Your task —
Copy each line below in which the word "verso" occurs.
** START Entries shown **
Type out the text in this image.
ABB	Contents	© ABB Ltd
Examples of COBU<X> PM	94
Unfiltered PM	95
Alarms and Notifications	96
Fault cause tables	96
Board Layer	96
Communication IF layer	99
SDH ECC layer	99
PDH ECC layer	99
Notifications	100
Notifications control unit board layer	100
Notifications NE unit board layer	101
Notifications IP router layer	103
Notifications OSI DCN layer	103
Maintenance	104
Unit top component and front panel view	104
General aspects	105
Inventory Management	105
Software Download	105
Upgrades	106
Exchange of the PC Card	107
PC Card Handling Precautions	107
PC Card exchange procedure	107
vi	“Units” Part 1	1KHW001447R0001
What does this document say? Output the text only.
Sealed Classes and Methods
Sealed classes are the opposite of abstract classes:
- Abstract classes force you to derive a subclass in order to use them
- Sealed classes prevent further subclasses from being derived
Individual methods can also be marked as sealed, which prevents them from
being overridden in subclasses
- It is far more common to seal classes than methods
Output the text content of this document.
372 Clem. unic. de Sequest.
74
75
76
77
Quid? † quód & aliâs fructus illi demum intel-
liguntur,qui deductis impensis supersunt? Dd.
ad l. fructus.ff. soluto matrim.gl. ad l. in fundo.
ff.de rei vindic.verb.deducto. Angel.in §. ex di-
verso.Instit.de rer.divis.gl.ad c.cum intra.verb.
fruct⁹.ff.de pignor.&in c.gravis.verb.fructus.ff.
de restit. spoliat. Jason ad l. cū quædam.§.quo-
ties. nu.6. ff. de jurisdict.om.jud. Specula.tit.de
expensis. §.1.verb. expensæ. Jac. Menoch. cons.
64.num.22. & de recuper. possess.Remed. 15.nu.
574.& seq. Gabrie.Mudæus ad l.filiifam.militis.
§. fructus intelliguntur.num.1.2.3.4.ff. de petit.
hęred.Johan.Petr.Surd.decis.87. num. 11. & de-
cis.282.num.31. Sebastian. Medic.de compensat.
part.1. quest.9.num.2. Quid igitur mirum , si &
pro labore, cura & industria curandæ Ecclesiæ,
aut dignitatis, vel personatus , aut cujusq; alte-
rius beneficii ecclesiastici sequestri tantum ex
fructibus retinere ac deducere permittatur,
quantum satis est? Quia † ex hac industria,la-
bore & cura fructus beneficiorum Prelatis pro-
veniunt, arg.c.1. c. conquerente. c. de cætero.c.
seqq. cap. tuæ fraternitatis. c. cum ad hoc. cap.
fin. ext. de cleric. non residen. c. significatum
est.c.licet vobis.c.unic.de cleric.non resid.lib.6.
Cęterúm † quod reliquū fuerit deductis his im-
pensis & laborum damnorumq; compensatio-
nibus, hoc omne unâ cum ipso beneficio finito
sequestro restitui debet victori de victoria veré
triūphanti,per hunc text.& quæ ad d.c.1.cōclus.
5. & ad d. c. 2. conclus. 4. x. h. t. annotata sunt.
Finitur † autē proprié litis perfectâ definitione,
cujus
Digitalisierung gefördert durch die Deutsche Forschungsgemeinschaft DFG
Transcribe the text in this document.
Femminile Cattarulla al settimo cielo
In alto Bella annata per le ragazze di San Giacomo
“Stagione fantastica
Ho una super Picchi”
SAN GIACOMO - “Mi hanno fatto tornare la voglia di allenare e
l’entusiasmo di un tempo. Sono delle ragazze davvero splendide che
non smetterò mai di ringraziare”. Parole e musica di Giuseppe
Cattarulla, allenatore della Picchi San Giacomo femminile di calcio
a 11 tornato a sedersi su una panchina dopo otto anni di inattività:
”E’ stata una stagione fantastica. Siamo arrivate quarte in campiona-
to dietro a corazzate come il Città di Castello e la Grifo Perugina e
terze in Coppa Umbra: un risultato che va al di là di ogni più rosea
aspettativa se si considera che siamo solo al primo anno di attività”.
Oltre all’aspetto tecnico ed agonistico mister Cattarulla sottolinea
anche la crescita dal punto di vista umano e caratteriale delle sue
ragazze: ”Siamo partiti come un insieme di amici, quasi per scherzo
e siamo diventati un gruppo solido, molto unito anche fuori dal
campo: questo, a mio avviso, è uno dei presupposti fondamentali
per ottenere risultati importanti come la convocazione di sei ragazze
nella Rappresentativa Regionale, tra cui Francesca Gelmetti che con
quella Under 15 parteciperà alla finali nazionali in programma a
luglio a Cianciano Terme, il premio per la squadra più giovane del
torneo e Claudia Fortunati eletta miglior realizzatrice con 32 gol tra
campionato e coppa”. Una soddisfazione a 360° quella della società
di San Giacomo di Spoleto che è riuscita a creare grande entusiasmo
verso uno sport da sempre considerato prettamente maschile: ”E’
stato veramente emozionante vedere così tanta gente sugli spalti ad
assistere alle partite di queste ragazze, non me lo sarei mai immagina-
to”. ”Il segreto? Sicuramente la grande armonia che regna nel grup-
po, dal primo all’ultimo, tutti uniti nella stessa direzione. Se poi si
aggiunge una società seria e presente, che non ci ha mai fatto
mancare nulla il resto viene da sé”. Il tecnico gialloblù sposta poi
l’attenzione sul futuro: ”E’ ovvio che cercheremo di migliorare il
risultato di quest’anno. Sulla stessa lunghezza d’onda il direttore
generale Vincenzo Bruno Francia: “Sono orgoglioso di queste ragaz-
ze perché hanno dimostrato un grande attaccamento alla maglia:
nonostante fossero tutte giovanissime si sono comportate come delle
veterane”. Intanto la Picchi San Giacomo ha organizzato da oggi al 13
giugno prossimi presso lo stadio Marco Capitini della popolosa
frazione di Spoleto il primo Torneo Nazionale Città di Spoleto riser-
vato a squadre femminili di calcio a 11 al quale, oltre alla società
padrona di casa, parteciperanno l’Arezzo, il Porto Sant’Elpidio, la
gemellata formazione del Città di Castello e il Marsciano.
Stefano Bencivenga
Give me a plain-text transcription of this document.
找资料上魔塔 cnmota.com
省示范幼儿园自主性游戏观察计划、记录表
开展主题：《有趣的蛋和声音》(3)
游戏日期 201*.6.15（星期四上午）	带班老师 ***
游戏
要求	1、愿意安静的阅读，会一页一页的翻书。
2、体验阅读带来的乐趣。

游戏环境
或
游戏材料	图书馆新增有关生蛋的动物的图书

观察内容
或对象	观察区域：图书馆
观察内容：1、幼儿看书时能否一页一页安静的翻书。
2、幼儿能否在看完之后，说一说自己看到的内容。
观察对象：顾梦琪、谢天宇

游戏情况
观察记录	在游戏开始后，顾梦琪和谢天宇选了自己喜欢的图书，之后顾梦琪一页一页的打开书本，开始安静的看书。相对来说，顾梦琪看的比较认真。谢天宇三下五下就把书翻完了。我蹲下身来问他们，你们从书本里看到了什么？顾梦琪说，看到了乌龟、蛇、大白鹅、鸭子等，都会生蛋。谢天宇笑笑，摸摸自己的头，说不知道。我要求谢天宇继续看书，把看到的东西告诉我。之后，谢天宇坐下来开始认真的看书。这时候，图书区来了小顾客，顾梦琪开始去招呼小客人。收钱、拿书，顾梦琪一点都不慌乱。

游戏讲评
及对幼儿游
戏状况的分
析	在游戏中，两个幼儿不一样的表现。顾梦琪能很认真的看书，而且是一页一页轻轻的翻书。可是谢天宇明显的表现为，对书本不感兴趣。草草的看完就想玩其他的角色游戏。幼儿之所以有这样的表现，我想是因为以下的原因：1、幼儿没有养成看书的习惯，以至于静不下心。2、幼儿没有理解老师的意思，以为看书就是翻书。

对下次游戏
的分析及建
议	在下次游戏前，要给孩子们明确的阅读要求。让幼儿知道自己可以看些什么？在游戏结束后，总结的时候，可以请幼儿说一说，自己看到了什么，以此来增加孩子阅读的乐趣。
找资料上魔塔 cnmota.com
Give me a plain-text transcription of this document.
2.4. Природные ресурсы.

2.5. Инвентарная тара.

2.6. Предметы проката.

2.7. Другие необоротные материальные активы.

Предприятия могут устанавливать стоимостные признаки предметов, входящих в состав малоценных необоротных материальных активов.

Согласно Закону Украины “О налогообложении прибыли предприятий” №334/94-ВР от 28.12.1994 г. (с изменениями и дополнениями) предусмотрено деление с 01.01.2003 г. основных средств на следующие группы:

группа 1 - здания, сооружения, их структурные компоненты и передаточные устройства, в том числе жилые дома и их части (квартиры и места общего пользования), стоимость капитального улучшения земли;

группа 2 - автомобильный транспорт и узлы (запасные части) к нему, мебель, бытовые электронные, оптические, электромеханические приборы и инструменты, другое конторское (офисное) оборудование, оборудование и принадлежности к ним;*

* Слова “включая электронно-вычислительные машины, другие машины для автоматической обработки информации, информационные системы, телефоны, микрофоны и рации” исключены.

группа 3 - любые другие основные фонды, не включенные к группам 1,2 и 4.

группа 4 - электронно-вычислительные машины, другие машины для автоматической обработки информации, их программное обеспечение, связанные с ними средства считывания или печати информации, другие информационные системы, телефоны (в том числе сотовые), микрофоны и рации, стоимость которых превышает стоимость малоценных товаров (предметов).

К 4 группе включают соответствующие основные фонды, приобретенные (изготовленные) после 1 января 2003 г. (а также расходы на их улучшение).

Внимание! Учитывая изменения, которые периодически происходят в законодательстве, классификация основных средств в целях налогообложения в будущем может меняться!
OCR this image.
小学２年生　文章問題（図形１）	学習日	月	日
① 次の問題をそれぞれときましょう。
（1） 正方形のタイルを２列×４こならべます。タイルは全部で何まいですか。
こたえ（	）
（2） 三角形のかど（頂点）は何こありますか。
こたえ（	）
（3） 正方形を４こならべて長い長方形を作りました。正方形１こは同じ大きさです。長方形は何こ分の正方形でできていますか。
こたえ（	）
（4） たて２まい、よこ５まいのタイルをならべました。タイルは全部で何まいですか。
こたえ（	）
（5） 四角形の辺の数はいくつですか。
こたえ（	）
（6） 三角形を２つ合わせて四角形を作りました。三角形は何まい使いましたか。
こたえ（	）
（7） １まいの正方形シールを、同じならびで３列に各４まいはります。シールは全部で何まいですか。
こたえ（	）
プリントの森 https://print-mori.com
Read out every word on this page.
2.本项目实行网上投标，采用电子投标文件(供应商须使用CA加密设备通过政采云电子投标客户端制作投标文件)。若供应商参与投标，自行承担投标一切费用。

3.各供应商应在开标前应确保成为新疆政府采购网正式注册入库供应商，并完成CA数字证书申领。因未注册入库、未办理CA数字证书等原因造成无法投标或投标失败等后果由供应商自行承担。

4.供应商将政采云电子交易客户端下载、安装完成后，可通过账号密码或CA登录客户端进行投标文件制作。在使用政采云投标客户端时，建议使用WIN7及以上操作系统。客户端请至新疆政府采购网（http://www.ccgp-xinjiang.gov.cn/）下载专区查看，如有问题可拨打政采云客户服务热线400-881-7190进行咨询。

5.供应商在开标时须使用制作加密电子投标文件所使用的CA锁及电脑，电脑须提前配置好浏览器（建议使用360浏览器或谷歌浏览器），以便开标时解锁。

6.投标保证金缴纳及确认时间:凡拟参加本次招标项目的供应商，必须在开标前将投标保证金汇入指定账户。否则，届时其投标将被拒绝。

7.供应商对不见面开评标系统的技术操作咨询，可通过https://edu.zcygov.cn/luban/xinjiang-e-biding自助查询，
** END Entries shown **
Complete answer —
verso.Instit.de rer.divis.gl.ad c.cum intra.verb.
verso uno sport da sempre considerato prettamente maschile: ”E’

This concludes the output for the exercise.